>> Begin Recorded data

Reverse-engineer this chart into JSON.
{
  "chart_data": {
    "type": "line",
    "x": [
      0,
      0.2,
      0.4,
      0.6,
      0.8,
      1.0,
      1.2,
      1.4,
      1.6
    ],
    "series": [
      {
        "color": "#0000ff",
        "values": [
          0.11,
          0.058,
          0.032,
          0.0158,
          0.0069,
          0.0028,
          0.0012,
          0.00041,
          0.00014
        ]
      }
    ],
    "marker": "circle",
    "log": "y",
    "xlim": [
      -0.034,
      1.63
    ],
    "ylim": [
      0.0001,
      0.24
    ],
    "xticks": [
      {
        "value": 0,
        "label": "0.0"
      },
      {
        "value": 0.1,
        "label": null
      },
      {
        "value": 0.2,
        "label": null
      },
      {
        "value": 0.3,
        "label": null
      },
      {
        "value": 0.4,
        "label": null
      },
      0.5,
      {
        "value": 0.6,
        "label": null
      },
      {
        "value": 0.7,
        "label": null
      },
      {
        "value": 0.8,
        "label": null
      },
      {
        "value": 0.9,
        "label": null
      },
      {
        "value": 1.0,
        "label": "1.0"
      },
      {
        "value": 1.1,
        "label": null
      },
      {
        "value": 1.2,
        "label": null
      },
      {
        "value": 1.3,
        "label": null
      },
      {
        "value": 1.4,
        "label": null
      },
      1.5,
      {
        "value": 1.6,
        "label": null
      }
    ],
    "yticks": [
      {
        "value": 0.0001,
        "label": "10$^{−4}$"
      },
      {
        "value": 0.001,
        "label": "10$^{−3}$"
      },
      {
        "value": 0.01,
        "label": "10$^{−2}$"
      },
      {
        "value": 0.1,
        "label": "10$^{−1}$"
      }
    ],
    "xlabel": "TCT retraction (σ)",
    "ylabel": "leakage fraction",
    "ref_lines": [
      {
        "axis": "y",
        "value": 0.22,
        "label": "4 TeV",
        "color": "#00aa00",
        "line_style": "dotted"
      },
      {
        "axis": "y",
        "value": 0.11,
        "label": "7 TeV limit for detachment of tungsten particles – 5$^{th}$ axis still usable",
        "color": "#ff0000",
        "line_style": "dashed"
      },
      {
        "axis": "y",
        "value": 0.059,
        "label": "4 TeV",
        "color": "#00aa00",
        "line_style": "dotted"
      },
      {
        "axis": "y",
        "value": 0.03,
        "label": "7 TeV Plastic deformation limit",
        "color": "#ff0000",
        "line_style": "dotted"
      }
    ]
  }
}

>> End Recorded data

▶ **Work required**
Reproduce the entries above exactly.

▶ **Exercise solution**
Reverse-engineer this chart into JSON.
{
  "chart_data": {
    "type": "line",
    "x": [
      0,
      0.2,
      0.4,
      0.6,
      0.8,
      1.0,
      1.2,
      1.4,
      1.6
    ],
    "series": [
      {
        "color": "#0000ff",
        "values": [
          0.11,
          0.058,
          0.032,
          0.0158,
          0.0069,
          0.0028,
          0.0012,
          0.00041,
          0.00014
        ]
      }
    ],
    "marker": "circle",
    "log": "y",
    "xlim": [
      -0.034,
      1.63
    ],
    "ylim": [
      0.0001,
      0.24
    ],
    "xticks": [
      {
        "value": 0,
        "label": "0.0"
      },
      {
        "value": 0.1,
        "label": null
      },
      {
        "value": 0.2,
        "label": null
      },
      {
        "value": 0.3,
        "label": null
      },
      {
        "value": 0.4,
        "label": null
      },
      0.5,
      {
        "value": 0.6,
        "label": null
      },
      {
        "value": 0.7,
        "label": null
      },
      {
        "value": 0.8,
        "label": null
      },
      {
        "value": 0.9,
        "label": null
      },
      {
        "value": 1.0,
        "label": "1.0"
      },
      {
        "value": 1.1,
        "label": null
      },
      {
        "value": 1.2,
        "label": null
      },
      {
        "value": 1.3,
        "label": null
      },
      {
        "value": 1.4,
        "label": null
      },
      1.5,
      {
        "value": 1.6,
        "label": null
      }
    ],
    "yticks": [
      {
        "value": 0.0001,
        "label": "10$^{−4}$"
      },
      {
        "value": 0.001,
        "label": "10$^{−3}$"
      },
      {
        "value": 0.01,
        "label": "10$^{−2}$"
      },
      {
        "value": 0.1,
        "label": "10$^{−1}$"
      }
    ],
    "xlabel": "TCT retraction (σ)",
    "ylabel": "leakage fraction",
    "ref_lines": [
      {
        "axis": "y",
        "value": 0.22,
        "label": "4 TeV",
        "color": "#00aa00",
        "line_style": "dotted"
      },
      {
        "axis": "y",
        "value": 0.11,
        "label": "7 TeV limit for detachment of tungsten particles – 5$^{th}$ axis still usable",
        "color": "#ff0000",
        "line_style": "dashed"
      },
      {
        "axis": "y",
        "value": 0.059,
        "label": "4 TeV",
        "color": "#00aa00",
        "line_style": "dotted"
      },
      {
        "axis": "y",
        "value": 0.03,
        "label": "7 TeV Plastic deformation limit",
        "color": "#ff0000",
        "line_style": "dotted"
      }
    ]
  }
}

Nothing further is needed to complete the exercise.